## RECORD SET
-----
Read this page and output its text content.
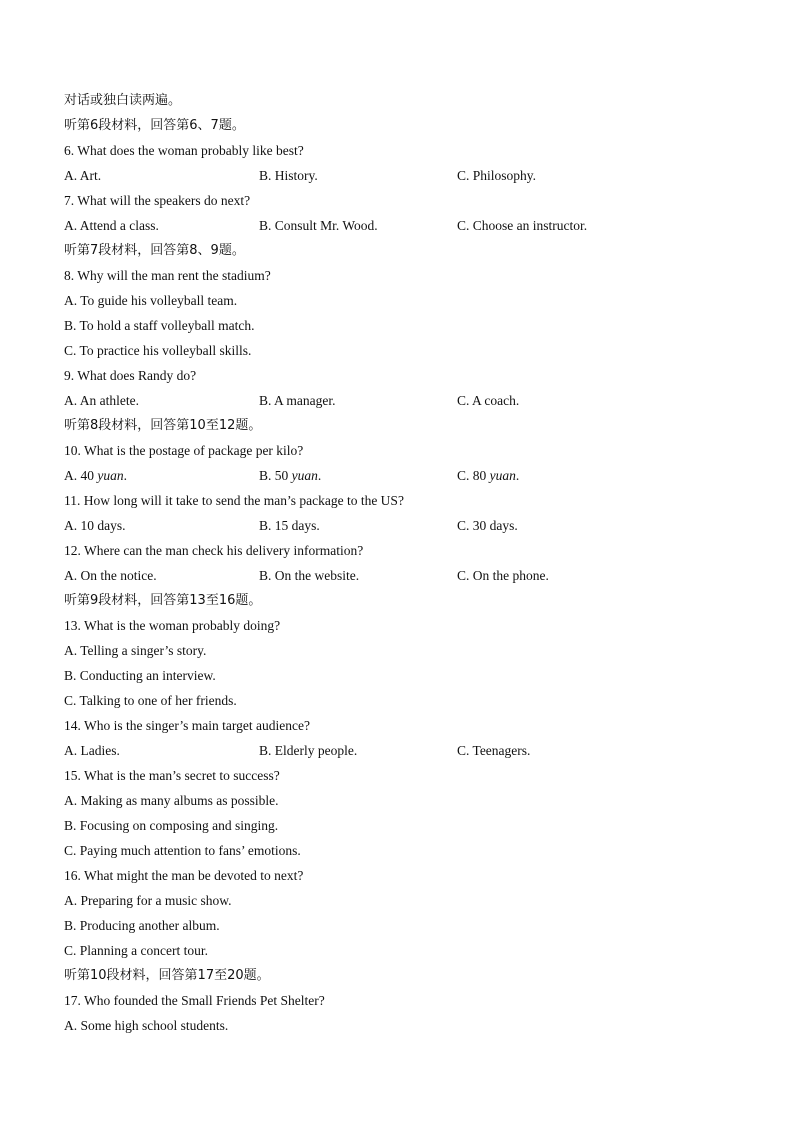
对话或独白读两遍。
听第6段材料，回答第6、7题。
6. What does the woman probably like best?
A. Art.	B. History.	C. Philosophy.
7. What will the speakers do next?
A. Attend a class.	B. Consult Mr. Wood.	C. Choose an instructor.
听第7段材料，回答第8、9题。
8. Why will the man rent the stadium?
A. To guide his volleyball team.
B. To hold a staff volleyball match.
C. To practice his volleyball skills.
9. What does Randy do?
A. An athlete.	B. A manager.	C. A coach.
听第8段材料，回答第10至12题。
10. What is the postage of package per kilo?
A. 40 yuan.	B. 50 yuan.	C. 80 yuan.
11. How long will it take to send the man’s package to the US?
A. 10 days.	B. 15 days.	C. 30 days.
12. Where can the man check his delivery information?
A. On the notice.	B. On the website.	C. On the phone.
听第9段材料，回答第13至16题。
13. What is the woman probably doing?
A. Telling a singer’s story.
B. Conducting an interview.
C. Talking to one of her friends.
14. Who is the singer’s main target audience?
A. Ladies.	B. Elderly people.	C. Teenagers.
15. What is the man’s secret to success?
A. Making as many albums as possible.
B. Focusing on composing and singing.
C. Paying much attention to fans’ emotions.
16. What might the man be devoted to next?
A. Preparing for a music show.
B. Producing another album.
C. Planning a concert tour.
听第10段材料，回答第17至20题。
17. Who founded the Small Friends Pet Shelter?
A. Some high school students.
-----
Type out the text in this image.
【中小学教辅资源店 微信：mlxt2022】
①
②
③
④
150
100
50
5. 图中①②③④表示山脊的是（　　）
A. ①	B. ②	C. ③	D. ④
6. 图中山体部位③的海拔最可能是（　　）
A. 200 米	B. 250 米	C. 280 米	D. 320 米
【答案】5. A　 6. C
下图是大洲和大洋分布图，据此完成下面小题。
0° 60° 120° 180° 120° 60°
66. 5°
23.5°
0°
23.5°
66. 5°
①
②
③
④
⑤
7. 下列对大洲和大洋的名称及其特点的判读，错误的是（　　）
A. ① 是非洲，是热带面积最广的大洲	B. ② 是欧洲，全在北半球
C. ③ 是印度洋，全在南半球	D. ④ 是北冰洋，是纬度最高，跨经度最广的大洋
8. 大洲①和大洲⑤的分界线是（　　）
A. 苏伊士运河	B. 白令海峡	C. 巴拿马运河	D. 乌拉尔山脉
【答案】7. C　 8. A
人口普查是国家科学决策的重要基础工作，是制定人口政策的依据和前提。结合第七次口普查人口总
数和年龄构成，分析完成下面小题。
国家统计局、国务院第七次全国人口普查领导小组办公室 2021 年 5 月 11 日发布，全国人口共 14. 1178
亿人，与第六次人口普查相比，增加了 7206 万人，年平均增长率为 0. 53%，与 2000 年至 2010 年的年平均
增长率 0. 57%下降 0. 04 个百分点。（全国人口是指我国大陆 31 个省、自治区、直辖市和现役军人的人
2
-----
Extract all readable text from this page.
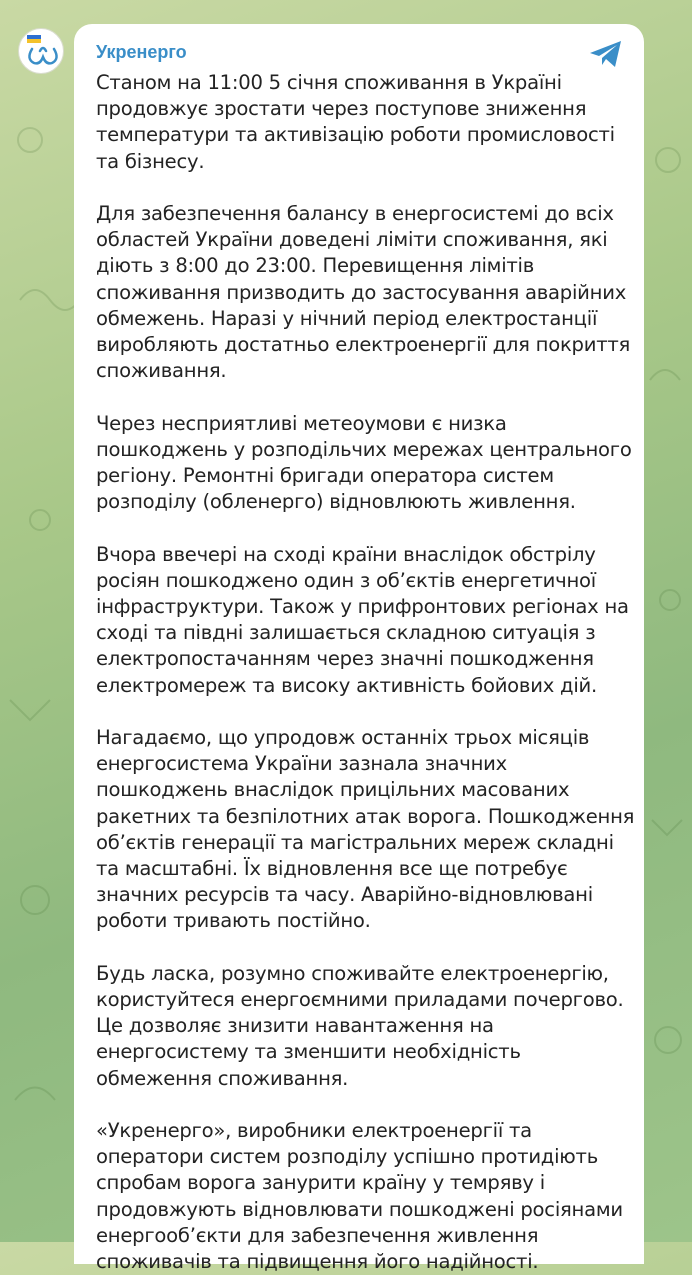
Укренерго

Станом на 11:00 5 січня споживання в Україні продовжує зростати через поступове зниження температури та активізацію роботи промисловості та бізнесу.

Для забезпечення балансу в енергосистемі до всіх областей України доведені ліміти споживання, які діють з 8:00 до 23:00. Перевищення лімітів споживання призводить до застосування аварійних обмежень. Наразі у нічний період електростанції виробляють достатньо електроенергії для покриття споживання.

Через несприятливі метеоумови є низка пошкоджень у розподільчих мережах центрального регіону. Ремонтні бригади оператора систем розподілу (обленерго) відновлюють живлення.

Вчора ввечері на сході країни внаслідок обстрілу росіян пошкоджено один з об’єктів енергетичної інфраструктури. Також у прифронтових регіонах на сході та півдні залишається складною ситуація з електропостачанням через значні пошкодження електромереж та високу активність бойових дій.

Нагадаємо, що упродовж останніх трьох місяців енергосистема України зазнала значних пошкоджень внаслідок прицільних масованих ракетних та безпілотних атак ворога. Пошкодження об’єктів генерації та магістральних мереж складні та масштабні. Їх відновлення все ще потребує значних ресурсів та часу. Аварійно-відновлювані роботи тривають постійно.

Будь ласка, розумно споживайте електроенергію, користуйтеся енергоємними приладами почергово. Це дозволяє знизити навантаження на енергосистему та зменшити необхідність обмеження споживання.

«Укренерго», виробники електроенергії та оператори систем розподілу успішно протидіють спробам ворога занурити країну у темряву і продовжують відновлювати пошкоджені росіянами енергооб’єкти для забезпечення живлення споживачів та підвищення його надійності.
-----
## PROBLEM TO WORK ON
Look over the records above and copy each line that includes the string "woman".

## SOLUTION
6. What does the woman probably like best?
13. What is the woman probably doing?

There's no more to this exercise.